• _Directions_
Your task is to repeat the entries word for word while leaving out the pictures.

• _Extracted records_

★ ★ ★ ★

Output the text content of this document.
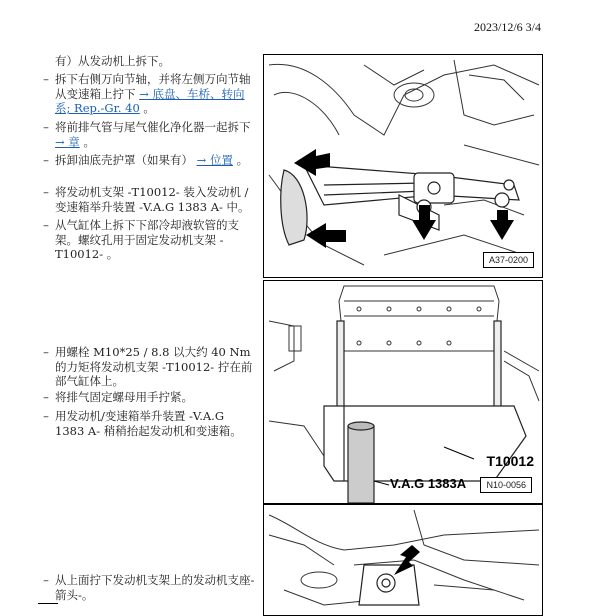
2023/12/6 3/4
有）从发动机上拆下。
– 拆下右侧万向节轴，并将左侧万向节轴从变速箱上拧下 → 底盘、车桥、转向系; Rep.-Gr. 40 。
– 将前排气管与尾气催化净化器一起拆下 → 章 。
– 拆卸油底壳护罩（如果有） → 位置 。
– 将发动机支架 -T10012- 装入发动机 / 变速箱举升装置 -V.A.G 1383 A- 中。
– 从气缸体上拆下下部冷却液软管的支架。螺纹孔用于固定发动机支架 -T10012- 。
– 用螺栓 M10*25 / 8.8 以大约 40 Nm 的力矩将发动机支架 -T10012- 拧在前部气缸体上。
– 将排气固定螺母用手拧紧。
– 用发动机/变速箱举升装置 -V.A.G 1383 A- 稍稍抬起发动机和变速箱。
– 从上面拧下发动机支架上的发动机支座-箭头-。
A37-0200
T10012
V.A.G 1383A	N10-0056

★ ★ ★ ★

• _The result_
Output the text content of this document.
2023/12/6 3/4
有）从发动机上拆下。
– 拆下右侧万向节轴，并将左侧万向节轴从变速箱上拧下 → 底盘、车桥、转向系; Rep.-Gr. 40 。
– 将前排气管与尾气催化净化器一起拆下 → 章 。
– 拆卸油底壳护罩（如果有） → 位置 。
– 将发动机支架 -T10012- 装入发动机 / 变速箱举升装置 -V.A.G 1383 A- 中。
– 从气缸体上拆下下部冷却液软管的支架。螺纹孔用于固定发动机支架 -T10012- 。
– 用螺栓 M10*25 / 8.8 以大约 40 Nm 的力矩将发动机支架 -T10012- 拧在前部气缸体上。
– 将排气固定螺母用手拧紧。
– 用发动机/变速箱举升装置 -V.A.G 1383 A- 稍稍抬起发动机和变速箱。
– 从上面拧下发动机支架上的发动机支座-箭头-。
A37-0200
T10012
V.A.G 1383A	N10-0056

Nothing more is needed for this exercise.